[Start of EXERCISE DATA]

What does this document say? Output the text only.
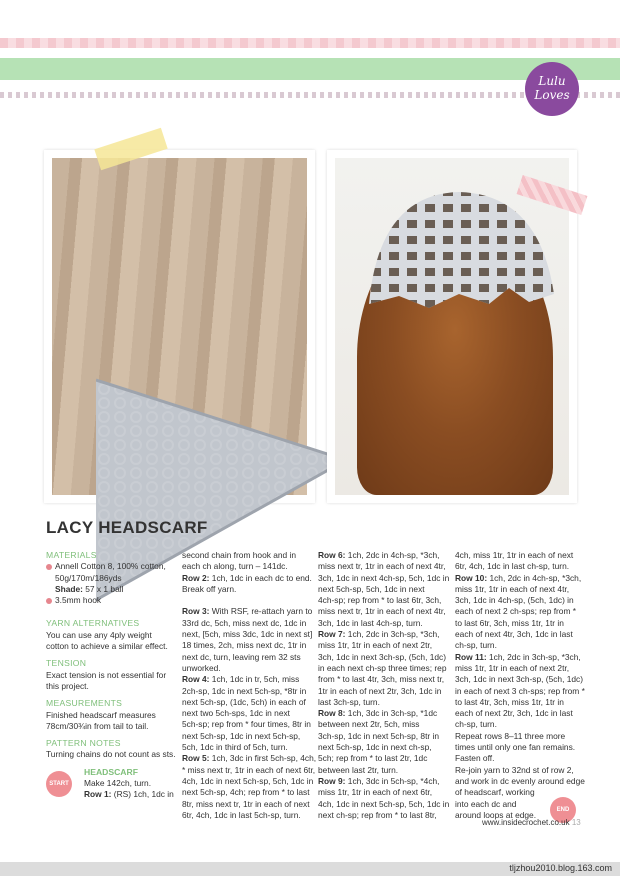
Lulu Loves
LACY HEADSCARF

MATERIALS

Annell Cotton 8, 100% cotton,

50g/170m/186yds

Shade: 57 x 1 ball

3.5mm hook

YARN ALTERNATIVES

You can use any 4ply weight

cotton to achieve a similar effect.

TENSION

Exact tension is not essential for

this project.

MEASUREMENTS

Finished headscarf measures

78cm/30¾in from tail to tail.

PATTERN NOTES

Turning chains do not count as sts.

START

HEADSCARF

Make 142ch, turn.

Row 1: (RS) 1ch, 1dc in

second chain from hook and in

each ch along, turn – 141dc.

Row 2: 1ch, 1dc in each dc to end.

Break off yarn.

Row 3: With RSF, re-attach yarn to

33rd dc, 5ch, miss next dc, 1dc in

next, [5ch, miss 3dc, 1dc in next st]

18 times, 2ch, miss next dc, 1tr in

next dc, turn, leaving rem 32 sts

unworked.

Row 4: 1ch, 1dc in tr, 5ch, miss

2ch-sp, 1dc in next 5ch-sp, *8tr in

next 5ch-sp, (1dc, 5ch) in each of

next two 5ch-sps, 1dc in next

5ch-sp; rep from * four times, 8tr in

next 5ch-sp, 1dc in next 5ch-sp,

5ch, 1dc in third of 5ch, turn.

Row 5: 1ch, 3dc in first 5ch-sp, 4ch,

* miss next tr, 1tr in each of next 6tr,

4ch, 1dc in next 5ch-sp, 5ch, 1dc in

next 5ch-sp, 4ch; rep from * to last

8tr, miss next tr, 1tr in each of next

6tr, 4ch, 1dc in last 5ch-sp, turn.

Row 6: 1ch, 2dc in 4ch-sp, *3ch,

miss next tr, 1tr in each of next 4tr,

3ch, 1dc in next 4ch-sp, 5ch, 1dc in

next 5ch-sp, 5ch, 1dc in next

4ch-sp; rep from * to last 6tr, 3ch,

miss next tr, 1tr in each of next 4tr,

3ch, 1dc in last 4ch-sp, turn.

Row 7: 1ch, 2dc in 3ch-sp, *3ch,

miss 1tr, 1tr in each of next 2tr,

3ch, 1dc in next 3ch-sp, (5ch, 1dc)

in each next ch-sp three times; rep

from * to last 4tr, 3ch, miss next tr,

1tr in each of next 2tr, 3ch, 1dc in

last 3ch-sp, turn.

Row 8: 1ch, 3dc in 3ch-sp, *1dc

between next 2tr, 5ch, miss

3ch-sp, 1dc in next 5ch-sp, 8tr in

next 5ch-sp, 1dc in next ch-sp,

5ch; rep from * to last 2tr, 1dc

between last 2tr, turn.

Row 9: 1ch, 3dc in 5ch-sp, *4ch,

miss 1tr, 1tr in each of next 6tr,

4ch, 1dc in next 5ch-sp, 5ch, 1dc in

next ch-sp; rep from * to last 8tr,

4ch, miss 1tr, 1tr in each of next

6tr, 4ch, 1dc in last ch-sp, turn.

Row 10: 1ch, 2dc in 4ch-sp, *3ch,

miss 1tr, 1tr in each of next 4tr,

3ch, 1dc in 4ch-sp, (5ch, 1dc) in

each of next 2 ch-sps; rep from *

to last 6tr, 3ch, miss 1tr, 1tr in

each of next 4tr, 3ch, 1dc in last

ch-sp, turn.

Row 11: 1ch, 2dc in 3ch-sp, *3ch,

miss 1tr, 1tr in each of next 2tr,

3ch, 1dc in next 3ch-sp, (5ch, 1dc)

in each of next 3 ch-sps; rep from *

to last 4tr, 3ch, miss 1tr, 1tr in

each of next 2tr, 3ch, 1dc in last

ch-sp, turn.

Repeat rows 8–11 three more

times until only one fan remains.

Fasten off.

Re-join yarn to 32nd st of row 2,

and work in dc evenly around edge

of headscarf, working

into each dc and

around loops at edge.	END
www.insidecrochet.co.uk 13
tljzhou2010.blog.163.com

[End of EXERCISE DATA]

Within the data above, pick out all lines holding the word "times".

18 times, 2ch, miss next dc, 1tr in
5ch-sp; rep from * four times, 8tr in
in each next ch-sp three times; rep
times until only one fan remains.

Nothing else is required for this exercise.